>> Start Exercise material

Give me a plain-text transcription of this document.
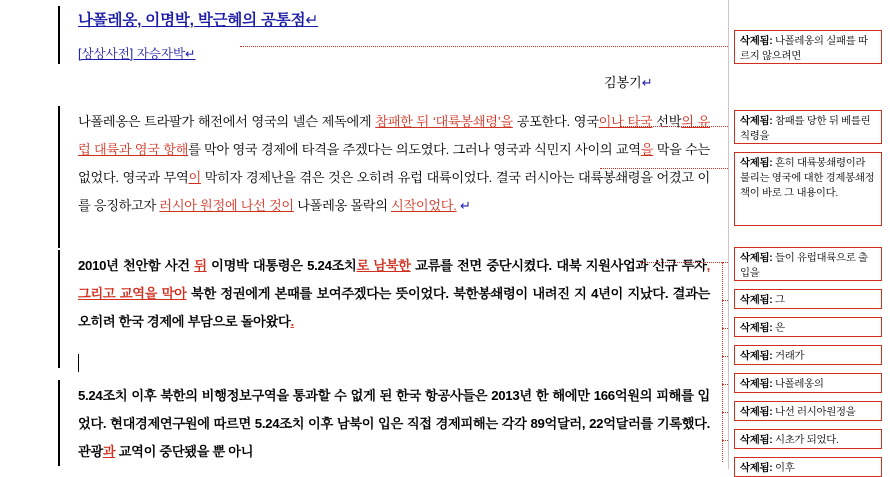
나폴레옹, 이명박, 박근혜의 공통점↵
[상상사전] 자승자박↵
김봉기↵
나폴레옹은 트라팔가 해전에서 영국의 넬슨 제독에게 참패한 뒤 ‘대륙봉쇄령’을 공포한다. 영국이나 타국 선박의 유럽 대륙과 영국 항해를 막아 영국 경제에 타격을 주겠다는 의도였다. 그러나 영국과 식민지 사이의 교역을 막을 수는 없었다. 영국과 무역이 막히자 경제난을 겪은 것은 오히려 유럽 대륙이었다. 결국 러시아는 대륙봉쇄령을 어겼고 이를 응징하고자 러시아 원정에 나선 것이 나폴레옹 몰락의 시작이었다. ↵
2010년 천안함 사건 뒤 이명박 대통령은 5.24조치로 남북한 교류를 전면 중단시켰다. 대북 지원사업과 신규 투자, 그리고 교역을 막아 북한 정권에게 본때를 보여주겠다는 뜻이었다. 북한봉쇄령이 내려진 지 4년이 지났다. 결과는 오히려 한국 경제에 부담으로 돌아왔다.
5.24조치 이후 북한의 비행정보구역을 통과할 수 없게 된 한국 항공사들은 2013년 한 해에만 166억원의 피해를 입었다. 현대경제연구원에 따르면 5.24조치 이후 남북이 입은 직접 경제피해는 각각 89억달러, 22억달러를 기록했다. 관광과 교역이 중단됐을 뿐 아니
삭제됨: 나폴레옹의 실패를 따르지 않으려면
삭제됨: 참패를 당한 뒤 베를린 칙령을
삭제됨: 흔히 대륙봉쇄령이라 불리는 영국에 대한 경제봉쇄정책이 바로 그 내용이다.
삭제됨: 들이 유럽대륙으로 출입을
삭제됨: 그
삭제됨: 은
삭제됨: 거래가
삭제됨: 나폴레옹의
삭제됨: 나선 러시아원정을
삭제됨: 시초가 되었다.
삭제됨: 이후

>> End Exercise material

* [Brief] Leave out the pictures and repeat everything else in the records exactly.

* [Answer below]
Give me a plain-text transcription of this document.
나폴레옹, 이명박, 박근혜의 공통점↵
[상상사전] 자승자박↵
김봉기↵
나폴레옹은 트라팔가 해전에서 영국의 넬슨 제독에게 참패한 뒤 ‘대륙봉쇄령’을 공포한다. 영국이나 타국 선박의 유럽 대륙과 영국 항해를 막아 영국 경제에 타격을 주겠다는 의도였다. 그러나 영국과 식민지 사이의 교역을 막을 수는 없었다. 영국과 무역이 막히자 경제난을 겪은 것은 오히려 유럽 대륙이었다. 결국 러시아는 대륙봉쇄령을 어겼고 이를 응징하고자 러시아 원정에 나선 것이 나폴레옹 몰락의 시작이었다. ↵
2010년 천안함 사건 뒤 이명박 대통령은 5.24조치로 남북한 교류를 전면 중단시켰다. 대북 지원사업과 신규 투자, 그리고 교역을 막아 북한 정권에게 본때를 보여주겠다는 뜻이었다. 북한봉쇄령이 내려진 지 4년이 지났다. 결과는 오히려 한국 경제에 부담으로 돌아왔다.
5.24조치 이후 북한의 비행정보구역을 통과할 수 없게 된 한국 항공사들은 2013년 한 해에만 166억원의 피해를 입었다. 현대경제연구원에 따르면 5.24조치 이후 남북이 입은 직접 경제피해는 각각 89억달러, 22억달러를 기록했다. 관광과 교역이 중단됐을 뿐 아니
삭제됨: 나폴레옹의 실패를 따르지 않으려면
삭제됨: 참패를 당한 뒤 베를린 칙령을
삭제됨: 흔히 대륙봉쇄령이라 불리는 영국에 대한 경제봉쇄정책이 바로 그 내용이다.
삭제됨: 들이 유럽대륙으로 출입을
삭제됨: 그
삭제됨: 은
삭제됨: 거래가
삭제됨: 나폴레옹의
삭제됨: 나선 러시아원정을
삭제됨: 시초가 되었다.
삭제됨: 이후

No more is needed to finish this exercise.